◆ Instructions for the task ◆
Locate the lines of the listing below that hold "recreational", then copy each of them.

---

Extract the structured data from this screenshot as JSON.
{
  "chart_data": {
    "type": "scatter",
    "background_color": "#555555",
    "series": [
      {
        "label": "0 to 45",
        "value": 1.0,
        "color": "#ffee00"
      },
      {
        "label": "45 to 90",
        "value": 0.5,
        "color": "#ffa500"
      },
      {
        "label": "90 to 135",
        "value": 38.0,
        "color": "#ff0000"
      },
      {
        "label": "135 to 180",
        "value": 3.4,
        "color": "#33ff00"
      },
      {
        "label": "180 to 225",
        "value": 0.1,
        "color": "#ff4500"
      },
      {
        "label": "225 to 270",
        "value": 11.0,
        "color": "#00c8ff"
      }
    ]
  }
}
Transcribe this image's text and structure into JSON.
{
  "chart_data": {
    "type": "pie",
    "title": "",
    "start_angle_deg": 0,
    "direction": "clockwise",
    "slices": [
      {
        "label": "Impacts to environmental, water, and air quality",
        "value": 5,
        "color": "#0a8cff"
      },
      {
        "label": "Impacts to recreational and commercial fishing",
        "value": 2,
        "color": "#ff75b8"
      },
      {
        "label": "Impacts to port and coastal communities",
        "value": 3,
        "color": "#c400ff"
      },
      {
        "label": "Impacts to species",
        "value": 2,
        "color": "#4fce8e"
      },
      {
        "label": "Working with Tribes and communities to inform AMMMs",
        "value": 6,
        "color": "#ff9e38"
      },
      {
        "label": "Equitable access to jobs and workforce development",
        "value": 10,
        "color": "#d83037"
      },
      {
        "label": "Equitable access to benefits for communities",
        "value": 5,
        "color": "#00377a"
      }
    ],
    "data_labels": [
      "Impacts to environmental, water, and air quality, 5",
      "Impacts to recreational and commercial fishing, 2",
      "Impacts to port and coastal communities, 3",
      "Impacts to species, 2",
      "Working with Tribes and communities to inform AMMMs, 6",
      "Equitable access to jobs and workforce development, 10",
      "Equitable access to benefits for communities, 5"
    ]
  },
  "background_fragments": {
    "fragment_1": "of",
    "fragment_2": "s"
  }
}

---

◆ Exercise output ◆
        "label": "Impacts to recreational and commercial fishing",
      "Impacts to recreational and commercial fishing, 2",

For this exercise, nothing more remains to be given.